Look for the word "JSON" in the entries below, then copy every line that has it.

═════ INPUT MATERIAL

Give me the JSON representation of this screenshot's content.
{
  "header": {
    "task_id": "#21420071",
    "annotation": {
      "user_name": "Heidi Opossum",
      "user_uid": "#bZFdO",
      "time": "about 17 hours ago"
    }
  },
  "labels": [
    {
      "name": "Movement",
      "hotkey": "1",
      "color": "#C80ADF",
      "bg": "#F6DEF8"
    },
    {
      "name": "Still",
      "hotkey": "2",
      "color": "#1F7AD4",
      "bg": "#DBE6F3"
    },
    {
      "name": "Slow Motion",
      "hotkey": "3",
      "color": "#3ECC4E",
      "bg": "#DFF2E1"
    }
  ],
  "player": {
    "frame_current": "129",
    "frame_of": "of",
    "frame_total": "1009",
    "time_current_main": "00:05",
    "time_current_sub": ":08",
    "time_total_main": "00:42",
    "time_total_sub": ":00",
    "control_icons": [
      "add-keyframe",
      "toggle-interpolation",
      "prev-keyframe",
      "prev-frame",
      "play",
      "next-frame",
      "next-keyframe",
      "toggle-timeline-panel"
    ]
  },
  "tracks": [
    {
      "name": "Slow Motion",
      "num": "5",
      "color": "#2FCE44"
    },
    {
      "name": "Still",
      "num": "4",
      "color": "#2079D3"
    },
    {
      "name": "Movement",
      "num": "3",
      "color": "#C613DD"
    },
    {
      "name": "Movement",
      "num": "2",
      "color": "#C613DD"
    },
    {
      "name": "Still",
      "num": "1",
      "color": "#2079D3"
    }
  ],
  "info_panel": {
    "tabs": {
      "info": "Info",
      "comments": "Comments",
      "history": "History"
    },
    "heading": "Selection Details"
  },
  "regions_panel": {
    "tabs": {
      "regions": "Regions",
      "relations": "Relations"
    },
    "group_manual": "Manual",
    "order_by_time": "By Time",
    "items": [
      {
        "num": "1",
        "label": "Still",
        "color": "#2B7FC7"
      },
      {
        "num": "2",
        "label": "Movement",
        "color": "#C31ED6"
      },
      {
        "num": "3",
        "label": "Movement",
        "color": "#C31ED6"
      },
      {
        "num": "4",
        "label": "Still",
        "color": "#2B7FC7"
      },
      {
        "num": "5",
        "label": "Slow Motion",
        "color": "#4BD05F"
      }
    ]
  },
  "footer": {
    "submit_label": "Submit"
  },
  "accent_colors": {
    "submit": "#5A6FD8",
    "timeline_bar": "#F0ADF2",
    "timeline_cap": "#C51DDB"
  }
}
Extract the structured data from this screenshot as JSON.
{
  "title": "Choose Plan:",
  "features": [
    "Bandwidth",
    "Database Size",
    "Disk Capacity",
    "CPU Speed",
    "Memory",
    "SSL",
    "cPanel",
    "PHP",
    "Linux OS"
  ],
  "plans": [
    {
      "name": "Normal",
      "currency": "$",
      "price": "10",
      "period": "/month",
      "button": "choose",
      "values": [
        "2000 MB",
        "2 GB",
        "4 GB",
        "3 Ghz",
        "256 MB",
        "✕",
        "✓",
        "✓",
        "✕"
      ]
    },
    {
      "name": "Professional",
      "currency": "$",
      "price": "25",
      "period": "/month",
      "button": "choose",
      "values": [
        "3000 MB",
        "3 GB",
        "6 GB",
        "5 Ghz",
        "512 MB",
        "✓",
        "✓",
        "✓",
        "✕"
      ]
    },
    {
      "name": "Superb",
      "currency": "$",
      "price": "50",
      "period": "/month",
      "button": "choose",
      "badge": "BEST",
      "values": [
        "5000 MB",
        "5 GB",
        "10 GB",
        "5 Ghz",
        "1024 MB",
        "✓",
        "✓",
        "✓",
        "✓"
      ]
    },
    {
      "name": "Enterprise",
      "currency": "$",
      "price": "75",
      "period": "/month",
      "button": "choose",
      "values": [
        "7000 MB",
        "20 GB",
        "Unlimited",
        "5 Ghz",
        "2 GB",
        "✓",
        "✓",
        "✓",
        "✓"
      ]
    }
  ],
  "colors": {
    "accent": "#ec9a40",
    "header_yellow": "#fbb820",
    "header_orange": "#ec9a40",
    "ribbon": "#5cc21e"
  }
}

══════════

(WRITTEN SOLUTION)
Give me the JSON representation of this screenshot's content.
Extract the structured data from this screenshot as JSON.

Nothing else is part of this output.